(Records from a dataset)
══════
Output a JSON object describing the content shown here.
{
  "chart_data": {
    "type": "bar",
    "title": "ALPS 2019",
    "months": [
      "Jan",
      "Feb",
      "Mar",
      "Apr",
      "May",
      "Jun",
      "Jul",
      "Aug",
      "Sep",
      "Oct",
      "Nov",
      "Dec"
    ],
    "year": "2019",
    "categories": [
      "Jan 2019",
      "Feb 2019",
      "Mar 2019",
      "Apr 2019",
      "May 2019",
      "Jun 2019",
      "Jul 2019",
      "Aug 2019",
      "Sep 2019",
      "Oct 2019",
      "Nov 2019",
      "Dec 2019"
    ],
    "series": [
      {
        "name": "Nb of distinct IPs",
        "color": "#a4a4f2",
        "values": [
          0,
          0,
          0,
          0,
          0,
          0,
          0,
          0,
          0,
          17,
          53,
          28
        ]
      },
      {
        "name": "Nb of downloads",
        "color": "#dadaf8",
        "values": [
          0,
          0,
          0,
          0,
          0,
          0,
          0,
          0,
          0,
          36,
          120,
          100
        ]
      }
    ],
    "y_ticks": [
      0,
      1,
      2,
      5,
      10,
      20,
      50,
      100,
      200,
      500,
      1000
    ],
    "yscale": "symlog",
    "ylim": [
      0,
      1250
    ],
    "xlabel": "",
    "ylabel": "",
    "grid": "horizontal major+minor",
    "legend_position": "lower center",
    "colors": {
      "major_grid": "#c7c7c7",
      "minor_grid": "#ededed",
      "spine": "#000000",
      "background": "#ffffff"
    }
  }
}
══════
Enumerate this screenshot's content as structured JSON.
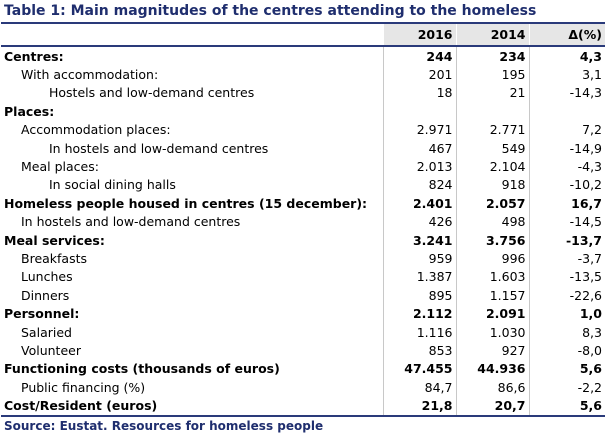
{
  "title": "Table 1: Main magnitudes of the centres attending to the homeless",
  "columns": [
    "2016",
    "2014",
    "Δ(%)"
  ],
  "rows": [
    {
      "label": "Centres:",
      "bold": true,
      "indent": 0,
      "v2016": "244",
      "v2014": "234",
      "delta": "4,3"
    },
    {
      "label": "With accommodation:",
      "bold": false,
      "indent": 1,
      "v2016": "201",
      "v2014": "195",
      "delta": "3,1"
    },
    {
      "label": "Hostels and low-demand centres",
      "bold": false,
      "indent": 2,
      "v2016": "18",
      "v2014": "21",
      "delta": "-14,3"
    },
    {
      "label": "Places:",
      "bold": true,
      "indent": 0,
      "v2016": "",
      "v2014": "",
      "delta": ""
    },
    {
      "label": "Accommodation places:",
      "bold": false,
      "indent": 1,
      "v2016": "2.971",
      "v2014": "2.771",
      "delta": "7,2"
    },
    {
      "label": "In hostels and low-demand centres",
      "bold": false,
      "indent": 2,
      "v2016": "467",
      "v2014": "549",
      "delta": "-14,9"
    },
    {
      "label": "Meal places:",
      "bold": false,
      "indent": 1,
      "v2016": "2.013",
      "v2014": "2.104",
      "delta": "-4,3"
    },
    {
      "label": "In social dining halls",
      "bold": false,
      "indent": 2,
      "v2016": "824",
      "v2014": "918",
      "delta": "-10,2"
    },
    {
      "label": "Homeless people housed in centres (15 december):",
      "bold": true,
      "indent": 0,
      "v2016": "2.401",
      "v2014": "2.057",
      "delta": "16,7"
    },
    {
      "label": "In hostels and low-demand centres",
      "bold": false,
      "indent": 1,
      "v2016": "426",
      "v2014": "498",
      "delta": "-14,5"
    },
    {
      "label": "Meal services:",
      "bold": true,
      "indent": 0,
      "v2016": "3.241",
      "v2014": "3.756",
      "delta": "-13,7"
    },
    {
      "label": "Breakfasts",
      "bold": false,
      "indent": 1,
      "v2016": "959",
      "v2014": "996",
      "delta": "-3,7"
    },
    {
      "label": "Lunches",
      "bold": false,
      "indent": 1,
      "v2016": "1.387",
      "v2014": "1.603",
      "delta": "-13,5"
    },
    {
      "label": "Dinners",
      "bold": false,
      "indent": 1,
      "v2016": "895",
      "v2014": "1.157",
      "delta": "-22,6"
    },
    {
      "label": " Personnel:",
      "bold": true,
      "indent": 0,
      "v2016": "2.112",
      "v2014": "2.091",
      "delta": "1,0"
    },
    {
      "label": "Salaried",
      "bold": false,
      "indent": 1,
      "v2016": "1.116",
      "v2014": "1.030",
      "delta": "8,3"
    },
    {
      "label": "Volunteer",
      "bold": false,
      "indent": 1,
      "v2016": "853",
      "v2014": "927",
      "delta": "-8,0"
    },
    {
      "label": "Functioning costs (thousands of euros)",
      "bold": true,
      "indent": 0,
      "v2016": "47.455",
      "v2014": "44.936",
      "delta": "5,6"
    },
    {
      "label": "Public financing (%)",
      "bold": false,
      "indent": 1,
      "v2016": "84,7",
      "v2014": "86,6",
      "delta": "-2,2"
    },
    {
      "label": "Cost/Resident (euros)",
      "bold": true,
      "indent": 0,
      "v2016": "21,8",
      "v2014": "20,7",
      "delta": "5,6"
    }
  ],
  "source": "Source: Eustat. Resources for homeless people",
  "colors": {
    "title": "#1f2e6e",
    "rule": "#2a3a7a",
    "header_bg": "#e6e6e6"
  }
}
══════
Directions:
Your task is to gather every line with the word "title" and copy it.

Written answer:
    "title": "ALPS 2019",
  "title": "Table 1: Main magnitudes of the centres attending to the homeless",
    "title": "#1f2e6e",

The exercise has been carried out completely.